→ TASK DETAILS:
Below is a block of records; repeat each one exactly.
-- start PROVIDED DATA --
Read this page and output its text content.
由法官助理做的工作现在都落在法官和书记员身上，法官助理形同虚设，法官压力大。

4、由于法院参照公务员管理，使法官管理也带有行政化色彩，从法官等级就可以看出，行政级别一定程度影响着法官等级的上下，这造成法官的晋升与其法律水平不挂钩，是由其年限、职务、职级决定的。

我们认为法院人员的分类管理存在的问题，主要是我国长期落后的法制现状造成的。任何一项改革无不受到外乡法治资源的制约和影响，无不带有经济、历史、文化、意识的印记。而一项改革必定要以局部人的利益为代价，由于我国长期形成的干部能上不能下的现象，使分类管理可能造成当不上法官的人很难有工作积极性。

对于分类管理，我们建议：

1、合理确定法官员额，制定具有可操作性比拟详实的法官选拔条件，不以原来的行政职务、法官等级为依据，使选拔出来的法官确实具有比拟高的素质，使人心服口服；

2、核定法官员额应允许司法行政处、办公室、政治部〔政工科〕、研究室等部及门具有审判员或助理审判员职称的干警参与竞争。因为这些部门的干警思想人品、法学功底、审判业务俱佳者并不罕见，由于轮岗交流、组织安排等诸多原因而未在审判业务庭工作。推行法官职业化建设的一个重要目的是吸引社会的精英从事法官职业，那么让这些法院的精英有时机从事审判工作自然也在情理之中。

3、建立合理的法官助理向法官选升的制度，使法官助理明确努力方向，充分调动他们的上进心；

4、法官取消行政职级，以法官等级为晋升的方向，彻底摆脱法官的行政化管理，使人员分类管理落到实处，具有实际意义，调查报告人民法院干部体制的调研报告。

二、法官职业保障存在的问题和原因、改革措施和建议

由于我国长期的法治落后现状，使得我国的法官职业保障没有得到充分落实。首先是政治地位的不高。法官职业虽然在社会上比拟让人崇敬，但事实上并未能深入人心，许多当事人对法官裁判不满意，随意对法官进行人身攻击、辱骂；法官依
-- end PROVIDED DATA --
→ TASK OUTPUT:
Read this page and output its text content.
由法官助理做的工作现在都落在法官和书记员身上，法官助理形同虚设，法官压力大。

4、由于法院参照公务员管理，使法官管理也带有行政化色彩，从法官等级就可以看出，行政级别一定程度影响着法官等级的上下，这造成法官的晋升与其法律水平不挂钩，是由其年限、职务、职级决定的。

我们认为法院人员的分类管理存在的问题，主要是我国长期落后的法制现状造成的。任何一项改革无不受到外乡法治资源的制约和影响，无不带有经济、历史、文化、意识的印记。而一项改革必定要以局部人的利益为代价，由于我国长期形成的干部能上不能下的现象，使分类管理可能造成当不上法官的人很难有工作积极性。

对于分类管理，我们建议：

1、合理确定法官员额，制定具有可操作性比拟详实的法官选拔条件，不以原来的行政职务、法官等级为依据，使选拔出来的法官确实具有比拟高的素质，使人心服口服；

2、核定法官员额应允许司法行政处、办公室、政治部〔政工科〕、研究室等部及门具有审判员或助理审判员职称的干警参与竞争。因为这些部门的干警思想人品、法学功底、审判业务俱佳者并不罕见，由于轮岗交流、组织安排等诸多原因而未在审判业务庭工作。推行法官职业化建设的一个重要目的是吸引社会的精英从事法官职业，那么让这些法院的精英有时机从事审判工作自然也在情理之中。

3、建立合理的法官助理向法官选升的制度，使法官助理明确努力方向，充分调动他们的上进心；

4、法官取消行政职级，以法官等级为晋升的方向，彻底摆脱法官的行政化管理，使人员分类管理落到实处，具有实际意义，调查报告人民法院干部体制的调研报告。

二、法官职业保障存在的问题和原因、改革措施和建议

由于我国长期的法治落后现状，使得我国的法官职业保障没有得到充分落实。首先是政治地位的不高。法官职业虽然在社会上比拟让人崇敬，但事实上并未能深入人心，许多当事人对法官裁判不满意，随意对法官进行人身攻击、辱骂；法官依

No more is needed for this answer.